> [TO DO]:
Repeat each line exactly as it is written.

####################

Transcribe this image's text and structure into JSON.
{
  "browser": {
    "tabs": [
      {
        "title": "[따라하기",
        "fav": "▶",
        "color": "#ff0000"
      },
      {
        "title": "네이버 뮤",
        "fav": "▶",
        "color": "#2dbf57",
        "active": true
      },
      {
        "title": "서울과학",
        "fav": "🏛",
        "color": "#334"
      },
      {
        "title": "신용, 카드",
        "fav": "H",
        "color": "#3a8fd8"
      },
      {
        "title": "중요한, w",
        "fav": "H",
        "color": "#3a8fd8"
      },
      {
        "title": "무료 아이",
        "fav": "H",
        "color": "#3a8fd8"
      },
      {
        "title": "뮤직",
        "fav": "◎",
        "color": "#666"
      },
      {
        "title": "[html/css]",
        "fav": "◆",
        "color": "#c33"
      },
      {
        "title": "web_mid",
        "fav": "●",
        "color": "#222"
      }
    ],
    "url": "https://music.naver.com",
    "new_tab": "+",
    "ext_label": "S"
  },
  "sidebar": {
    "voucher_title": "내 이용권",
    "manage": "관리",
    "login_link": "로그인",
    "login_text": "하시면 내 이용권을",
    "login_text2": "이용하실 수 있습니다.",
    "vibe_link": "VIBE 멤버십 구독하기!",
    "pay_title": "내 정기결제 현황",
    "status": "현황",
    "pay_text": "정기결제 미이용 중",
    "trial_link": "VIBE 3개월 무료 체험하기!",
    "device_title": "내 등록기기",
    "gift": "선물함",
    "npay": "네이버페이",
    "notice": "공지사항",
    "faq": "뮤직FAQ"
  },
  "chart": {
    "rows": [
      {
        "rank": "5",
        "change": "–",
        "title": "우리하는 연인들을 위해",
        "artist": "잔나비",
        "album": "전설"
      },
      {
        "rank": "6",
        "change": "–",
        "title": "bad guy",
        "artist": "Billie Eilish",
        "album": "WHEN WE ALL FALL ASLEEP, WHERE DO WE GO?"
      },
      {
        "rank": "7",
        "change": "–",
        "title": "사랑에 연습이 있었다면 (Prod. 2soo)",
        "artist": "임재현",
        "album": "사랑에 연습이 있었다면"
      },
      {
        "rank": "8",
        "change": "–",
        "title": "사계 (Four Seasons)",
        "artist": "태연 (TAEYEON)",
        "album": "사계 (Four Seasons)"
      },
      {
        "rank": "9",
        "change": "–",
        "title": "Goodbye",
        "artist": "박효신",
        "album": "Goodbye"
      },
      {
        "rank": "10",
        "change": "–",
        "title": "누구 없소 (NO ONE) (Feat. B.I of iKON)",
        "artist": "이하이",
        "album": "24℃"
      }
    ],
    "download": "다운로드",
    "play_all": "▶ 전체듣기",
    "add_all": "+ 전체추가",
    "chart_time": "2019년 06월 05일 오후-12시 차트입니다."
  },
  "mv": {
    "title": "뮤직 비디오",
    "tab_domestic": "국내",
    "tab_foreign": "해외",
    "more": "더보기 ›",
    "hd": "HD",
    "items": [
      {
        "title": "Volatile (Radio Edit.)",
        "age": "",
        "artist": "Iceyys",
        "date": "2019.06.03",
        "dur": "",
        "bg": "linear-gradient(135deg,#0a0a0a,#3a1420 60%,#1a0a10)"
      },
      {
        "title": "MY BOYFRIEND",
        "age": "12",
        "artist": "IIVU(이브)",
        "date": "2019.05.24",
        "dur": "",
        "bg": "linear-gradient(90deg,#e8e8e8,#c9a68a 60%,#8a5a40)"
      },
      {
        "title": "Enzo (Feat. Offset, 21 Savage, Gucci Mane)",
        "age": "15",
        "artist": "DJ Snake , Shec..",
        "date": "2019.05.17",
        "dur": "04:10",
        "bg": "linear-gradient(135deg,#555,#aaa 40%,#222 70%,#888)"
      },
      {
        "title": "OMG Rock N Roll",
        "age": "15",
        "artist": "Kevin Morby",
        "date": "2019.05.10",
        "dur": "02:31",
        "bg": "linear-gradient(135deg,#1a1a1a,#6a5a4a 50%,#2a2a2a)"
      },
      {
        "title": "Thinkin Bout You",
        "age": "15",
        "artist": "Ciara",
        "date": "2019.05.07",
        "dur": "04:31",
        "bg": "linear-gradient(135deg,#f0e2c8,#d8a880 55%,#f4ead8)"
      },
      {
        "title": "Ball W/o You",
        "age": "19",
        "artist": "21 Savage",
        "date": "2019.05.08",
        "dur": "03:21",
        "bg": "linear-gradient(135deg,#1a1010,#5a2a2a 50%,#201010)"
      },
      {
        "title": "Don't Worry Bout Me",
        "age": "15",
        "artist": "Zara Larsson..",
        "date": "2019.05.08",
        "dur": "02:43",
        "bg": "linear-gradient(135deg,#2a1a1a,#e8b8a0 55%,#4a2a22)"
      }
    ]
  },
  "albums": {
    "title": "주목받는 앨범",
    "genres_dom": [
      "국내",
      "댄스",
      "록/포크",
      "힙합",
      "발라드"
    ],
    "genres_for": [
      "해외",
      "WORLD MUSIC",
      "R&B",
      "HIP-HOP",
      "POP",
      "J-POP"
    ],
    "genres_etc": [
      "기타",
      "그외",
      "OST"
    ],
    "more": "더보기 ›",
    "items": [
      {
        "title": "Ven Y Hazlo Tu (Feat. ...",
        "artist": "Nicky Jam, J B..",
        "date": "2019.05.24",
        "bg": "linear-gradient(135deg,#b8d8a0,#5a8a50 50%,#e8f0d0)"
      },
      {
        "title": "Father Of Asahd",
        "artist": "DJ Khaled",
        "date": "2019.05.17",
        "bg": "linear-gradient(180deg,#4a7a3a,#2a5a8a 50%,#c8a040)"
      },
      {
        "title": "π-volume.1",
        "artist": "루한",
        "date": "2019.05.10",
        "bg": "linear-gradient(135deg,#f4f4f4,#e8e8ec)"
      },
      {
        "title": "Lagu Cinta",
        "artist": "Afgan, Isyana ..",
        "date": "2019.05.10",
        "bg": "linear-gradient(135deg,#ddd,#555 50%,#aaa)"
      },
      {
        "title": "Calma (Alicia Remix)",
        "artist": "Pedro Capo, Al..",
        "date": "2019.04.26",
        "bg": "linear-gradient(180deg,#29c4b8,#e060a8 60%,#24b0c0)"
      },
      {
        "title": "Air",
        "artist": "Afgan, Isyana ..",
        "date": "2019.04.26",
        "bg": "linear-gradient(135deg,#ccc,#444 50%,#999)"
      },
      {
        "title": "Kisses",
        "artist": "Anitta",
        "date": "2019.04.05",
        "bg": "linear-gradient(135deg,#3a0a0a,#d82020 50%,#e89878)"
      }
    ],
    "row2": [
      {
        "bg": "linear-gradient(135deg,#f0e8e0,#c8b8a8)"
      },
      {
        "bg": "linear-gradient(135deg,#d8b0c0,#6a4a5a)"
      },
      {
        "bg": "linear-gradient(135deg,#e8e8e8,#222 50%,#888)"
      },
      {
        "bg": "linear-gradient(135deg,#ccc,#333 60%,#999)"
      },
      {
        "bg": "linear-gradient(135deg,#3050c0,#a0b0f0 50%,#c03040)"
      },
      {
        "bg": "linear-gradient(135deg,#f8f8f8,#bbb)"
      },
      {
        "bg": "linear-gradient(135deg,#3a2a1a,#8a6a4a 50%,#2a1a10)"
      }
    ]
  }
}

####################

> [RIGHT ANSWER]:
Transcribe this image's text and structure into JSON.
{
  "browser": {
    "tabs": [
      {
        "title": "[따라하기",
        "fav": "▶",
        "color": "#ff0000"
      },
      {
        "title": "네이버 뮤",
        "fav": "▶",
        "color": "#2dbf57",
        "active": true
      },
      {
        "title": "서울과학",
        "fav": "🏛",
        "color": "#334"
      },
      {
        "title": "신용, 카드",
        "fav": "H",
        "color": "#3a8fd8"
      },
      {
        "title": "중요한, w",
        "fav": "H",
        "color": "#3a8fd8"
      },
      {
        "title": "무료 아이",
        "fav": "H",
        "color": "#3a8fd8"
      },
      {
        "title": "뮤직",
        "fav": "◎",
        "color": "#666"
      },
      {
        "title": "[html/css]",
        "fav": "◆",
        "color": "#c33"
      },
      {
        "title": "web_mid",
        "fav": "●",
        "color": "#222"
      }
    ],
    "url": "https://music.naver.com",
    "new_tab": "+",
    "ext_label": "S"
  },
  "sidebar": {
    "voucher_title": "내 이용권",
    "manage": "관리",
    "login_link": "로그인",
    "login_text": "하시면 내 이용권을",
    "login_text2": "이용하실 수 있습니다.",
    "vibe_link": "VIBE 멤버십 구독하기!",
    "pay_title": "내 정기결제 현황",
    "status": "현황",
    "pay_text": "정기결제 미이용 중",
    "trial_link": "VIBE 3개월 무료 체험하기!",
    "device_title": "내 등록기기",
    "gift": "선물함",
    "npay": "네이버페이",
    "notice": "공지사항",
    "faq": "뮤직FAQ"
  },
  "chart": {
    "rows": [
      {
        "rank": "5",
        "change": "–",
        "title": "우리하는 연인들을 위해",
        "artist": "잔나비",
        "album": "전설"
      },
      {
        "rank": "6",
        "change": "–",
        "title": "bad guy",
        "artist": "Billie Eilish",
        "album": "WHEN WE ALL FALL ASLEEP, WHERE DO WE GO?"
      },
      {
        "rank": "7",
        "change": "–",
        "title": "사랑에 연습이 있었다면 (Prod. 2soo)",
        "artist": "임재현",
        "album": "사랑에 연습이 있었다면"
      },
      {
        "rank": "8",
        "change": "–",
        "title": "사계 (Four Seasons)",
        "artist": "태연 (TAEYEON)",
        "album": "사계 (Four Seasons)"
      },
      {
        "rank": "9",
        "change": "–",
        "title": "Goodbye",
        "artist": "박효신",
        "album": "Goodbye"
      },
      {
        "rank": "10",
        "change": "–",
        "title": "누구 없소 (NO ONE) (Feat. B.I of iKON)",
        "artist": "이하이",
        "album": "24℃"
      }
    ],
    "download": "다운로드",
    "play_all": "▶ 전체듣기",
    "add_all": "+ 전체추가",
    "chart_time": "2019년 06월 05일 오후-12시 차트입니다."
  },
  "mv": {
    "title": "뮤직 비디오",
    "tab_domestic": "국내",
    "tab_foreign": "해외",
    "more": "더보기 ›",
    "hd": "HD",
    "items": [
      {
        "title": "Volatile (Radio Edit.)",
        "age": "",
        "artist": "Iceyys",
        "date": "2019.06.03",
        "dur": "",
        "bg": "linear-gradient(135deg,#0a0a0a,#3a1420 60%,#1a0a10)"
      },
      {
        "title": "MY BOYFRIEND",
        "age": "12",
        "artist": "IIVU(이브)",
        "date": "2019.05.24",
        "dur": "",
        "bg": "linear-gradient(90deg,#e8e8e8,#c9a68a 60%,#8a5a40)"
      },
      {
        "title": "Enzo (Feat. Offset, 21 Savage, Gucci Mane)",
        "age": "15",
        "artist": "DJ Snake , Shec..",
        "date": "2019.05.17",
        "dur": "04:10",
        "bg": "linear-gradient(135deg,#555,#aaa 40%,#222 70%,#888)"
      },
      {
        "title": "OMG Rock N Roll",
        "age": "15",
        "artist": "Kevin Morby",
        "date": "2019.05.10",
        "dur": "02:31",
        "bg": "linear-gradient(135deg,#1a1a1a,#6a5a4a 50%,#2a2a2a)"
      },
      {
        "title": "Thinkin Bout You",
        "age": "15",
        "artist": "Ciara",
        "date": "2019.05.07",
        "dur": "04:31",
        "bg": "linear-gradient(135deg,#f0e2c8,#d8a880 55%,#f4ead8)"
      },
      {
        "title": "Ball W/o You",
        "age": "19",
        "artist": "21 Savage",
        "date": "2019.05.08",
        "dur": "03:21",
        "bg": "linear-gradient(135deg,#1a1010,#5a2a2a 50%,#201010)"
      },
      {
        "title": "Don't Worry Bout Me",
        "age": "15",
        "artist": "Zara Larsson..",
        "date": "2019.05.08",
        "dur": "02:43",
        "bg": "linear-gradient(135deg,#2a1a1a,#e8b8a0 55%,#4a2a22)"
      }
    ]
  },
  "albums": {
    "title": "주목받는 앨범",
    "genres_dom": [
      "국내",
      "댄스",
      "록/포크",
      "힙합",
      "발라드"
    ],
    "genres_for": [
      "해외",
      "WORLD MUSIC",
      "R&B",
      "HIP-HOP",
      "POP",
      "J-POP"
    ],
    "genres_etc": [
      "기타",
      "그외",
      "OST"
    ],
    "more": "더보기 ›",
    "items": [
      {
        "title": "Ven Y Hazlo Tu (Feat. ...",
        "artist": "Nicky Jam, J B..",
        "date": "2019.05.24",
        "bg": "linear-gradient(135deg,#b8d8a0,#5a8a50 50%,#e8f0d0)"
      },
      {
        "title": "Father Of Asahd",
        "artist": "DJ Khaled",
        "date": "2019.05.17",
        "bg": "linear-gradient(180deg,#4a7a3a,#2a5a8a 50%,#c8a040)"
      },
      {
        "title": "π-volume.1",
        "artist": "루한",
        "date": "2019.05.10",
        "bg": "linear-gradient(135deg,#f4f4f4,#e8e8ec)"
      },
      {
        "title": "Lagu Cinta",
        "artist": "Afgan, Isyana ..",
        "date": "2019.05.10",
        "bg": "linear-gradient(135deg,#ddd,#555 50%,#aaa)"
      },
      {
        "title": "Calma (Alicia Remix)",
        "artist": "Pedro Capo, Al..",
        "date": "2019.04.26",
        "bg": "linear-gradient(180deg,#29c4b8,#e060a8 60%,#24b0c0)"
      },
      {
        "title": "Air",
        "artist": "Afgan, Isyana ..",
        "date": "2019.04.26",
        "bg": "linear-gradient(135deg,#ccc,#444 50%,#999)"
      },
      {
        "title": "Kisses",
        "artist": "Anitta",
        "date": "2019.04.05",
        "bg": "linear-gradient(135deg,#3a0a0a,#d82020 50%,#e89878)"
      }
    ],
    "row2": [
      {
        "bg": "linear-gradient(135deg,#f0e8e0,#c8b8a8)"
      },
      {
        "bg": "linear-gradient(135deg,#d8b0c0,#6a4a5a)"
      },
      {
        "bg": "linear-gradient(135deg,#e8e8e8,#222 50%,#888)"
      },
      {
        "bg": "linear-gradient(135deg,#ccc,#333 60%,#999)"
      },
      {
        "bg": "linear-gradient(135deg,#3050c0,#a0b0f0 50%,#c03040)"
      },
      {
        "bg": "linear-gradient(135deg,#f8f8f8,#bbb)"
      },
      {
        "bg": "linear-gradient(135deg,#3a2a1a,#8a6a4a 50%,#2a1a10)"
      }
    ]
  }
}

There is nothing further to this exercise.